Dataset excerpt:
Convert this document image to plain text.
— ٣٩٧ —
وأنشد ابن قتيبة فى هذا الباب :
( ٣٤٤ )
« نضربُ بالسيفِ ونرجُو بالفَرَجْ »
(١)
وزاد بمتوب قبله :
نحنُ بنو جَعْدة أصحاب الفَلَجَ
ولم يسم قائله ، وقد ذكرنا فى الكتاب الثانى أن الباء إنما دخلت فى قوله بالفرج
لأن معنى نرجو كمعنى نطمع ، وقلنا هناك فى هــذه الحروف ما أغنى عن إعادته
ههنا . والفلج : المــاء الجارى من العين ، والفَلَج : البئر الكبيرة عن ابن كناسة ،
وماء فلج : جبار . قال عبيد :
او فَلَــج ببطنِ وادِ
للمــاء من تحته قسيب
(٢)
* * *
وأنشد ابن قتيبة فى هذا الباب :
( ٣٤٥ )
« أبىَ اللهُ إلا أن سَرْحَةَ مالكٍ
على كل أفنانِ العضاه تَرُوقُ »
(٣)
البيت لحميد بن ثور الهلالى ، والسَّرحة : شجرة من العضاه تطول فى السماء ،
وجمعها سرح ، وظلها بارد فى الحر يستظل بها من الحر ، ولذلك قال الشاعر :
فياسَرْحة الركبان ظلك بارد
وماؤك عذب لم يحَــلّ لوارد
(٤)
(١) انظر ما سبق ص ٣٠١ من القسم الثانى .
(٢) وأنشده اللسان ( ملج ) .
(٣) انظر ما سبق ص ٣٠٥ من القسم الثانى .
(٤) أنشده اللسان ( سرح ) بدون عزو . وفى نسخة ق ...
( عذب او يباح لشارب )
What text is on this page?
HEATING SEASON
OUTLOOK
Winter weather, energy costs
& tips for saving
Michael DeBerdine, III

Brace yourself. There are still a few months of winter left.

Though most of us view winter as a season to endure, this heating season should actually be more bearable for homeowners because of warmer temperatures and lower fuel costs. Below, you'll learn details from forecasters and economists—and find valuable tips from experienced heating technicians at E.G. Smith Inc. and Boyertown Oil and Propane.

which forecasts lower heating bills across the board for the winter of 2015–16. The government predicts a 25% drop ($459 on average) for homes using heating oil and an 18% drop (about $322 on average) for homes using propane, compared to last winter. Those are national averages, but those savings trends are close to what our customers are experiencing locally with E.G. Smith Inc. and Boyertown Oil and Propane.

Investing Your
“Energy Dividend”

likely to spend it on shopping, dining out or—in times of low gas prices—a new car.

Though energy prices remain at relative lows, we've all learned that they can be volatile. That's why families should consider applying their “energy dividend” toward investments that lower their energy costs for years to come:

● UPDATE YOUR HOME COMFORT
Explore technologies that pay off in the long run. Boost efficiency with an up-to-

WHAT TO DO: The word "lower" may appear on some lines of these records; state how many such lines there are, and nothing else.

SOLUTION FOR THIS PROBLEM: 3